## [Problem details]
If an entry below holds a picture, leave the picture out and print the rest exactly.

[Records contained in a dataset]
·····

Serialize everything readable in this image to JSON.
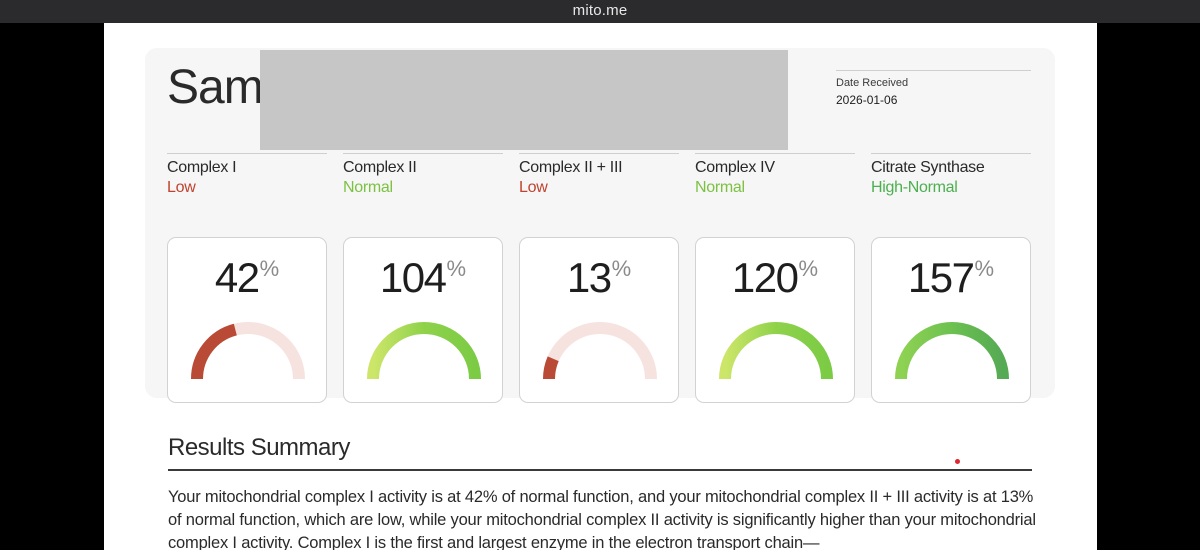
{
  "window": {
    "title": "mito.me"
  },
  "report": {
    "patient_name": "Sam",
    "date_label": "Date Received",
    "date_value": "2026-01-06"
  },
  "metrics": [
    {
      "name": "Complex I",
      "status": "Low",
      "status_color": "#c0432f",
      "value": "42",
      "unit": "%",
      "percent": 42,
      "arc_color": "#b94a35",
      "track_color": "#f6e3e0"
    },
    {
      "name": "Complex II",
      "status": "Normal",
      "status_color": "#7cc242",
      "value": "104",
      "unit": "%",
      "percent": 104,
      "arc_color": "gradient-yellowgreen",
      "track_color": "#f0f0f0"
    },
    {
      "name": "Complex II + III",
      "status": "Low",
      "status_color": "#c0432f",
      "value": "13",
      "unit": "%",
      "percent": 13,
      "arc_color": "#b94a35",
      "track_color": "#f6e3e0"
    },
    {
      "name": "Complex IV",
      "status": "Normal",
      "status_color": "#7cc242",
      "value": "120",
      "unit": "%",
      "percent": 120,
      "arc_color": "gradient-yellowgreen",
      "track_color": "#f0f0f0"
    },
    {
      "name": "Citrate Synthase",
      "status": "High-Normal",
      "status_color": "#4caf50",
      "value": "157",
      "unit": "%",
      "percent": 157,
      "arc_color": "gradient-green",
      "track_color": "#f0f0f0"
    }
  ],
  "summary": {
    "title": "Results Summary",
    "text": "Your mitochondrial complex I activity is at 42% of normal function, and your mitochondrial complex II + III activity is at 13% of normal function, which are low, while your mitochondrial complex II activity is significantly higher than your mitochondrial complex I activity. Complex I is the first and largest enzyme in the electron transport chain—"
  }
}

·····

## [Answer section]
Serialize everything readable in this image to JSON.
{
  "window": {
    "title": "mito.me"
  },
  "report": {
    "patient_name": "Sam",
    "date_label": "Date Received",
    "date_value": "2026-01-06"
  },
  "metrics": [
    {
      "name": "Complex I",
      "status": "Low",
      "status_color": "#c0432f",
      "value": "42",
      "unit": "%",
      "percent": 42,
      "arc_color": "#b94a35",
      "track_color": "#f6e3e0"
    },
    {
      "name": "Complex II",
      "status": "Normal",
      "status_color": "#7cc242",
      "value": "104",
      "unit": "%",
      "percent": 104,
      "arc_color": "gradient-yellowgreen",
      "track_color": "#f0f0f0"
    },
    {
      "name": "Complex II + III",
      "status": "Low",
      "status_color": "#c0432f",
      "value": "13",
      "unit": "%",
      "percent": 13,
      "arc_color": "#b94a35",
      "track_color": "#f6e3e0"
    },
    {
      "name": "Complex IV",
      "status": "Normal",
      "status_color": "#7cc242",
      "value": "120",
      "unit": "%",
      "percent": 120,
      "arc_color": "gradient-yellowgreen",
      "track_color": "#f0f0f0"
    },
    {
      "name": "Citrate Synthase",
      "status": "High-Normal",
      "status_color": "#4caf50",
      "value": "157",
      "unit": "%",
      "percent": 157,
      "arc_color": "gradient-green",
      "track_color": "#f0f0f0"
    }
  ],
  "summary": {
    "title": "Results Summary",
    "text": "Your mitochondrial complex I activity is at 42% of normal function, and your mitochondrial complex II + III activity is at 13% of normal function, which are low, while your mitochondrial complex II activity is significantly higher than your mitochondrial complex I activity. Complex I is the first and largest enzyme in the electron transport chain—"
  }
}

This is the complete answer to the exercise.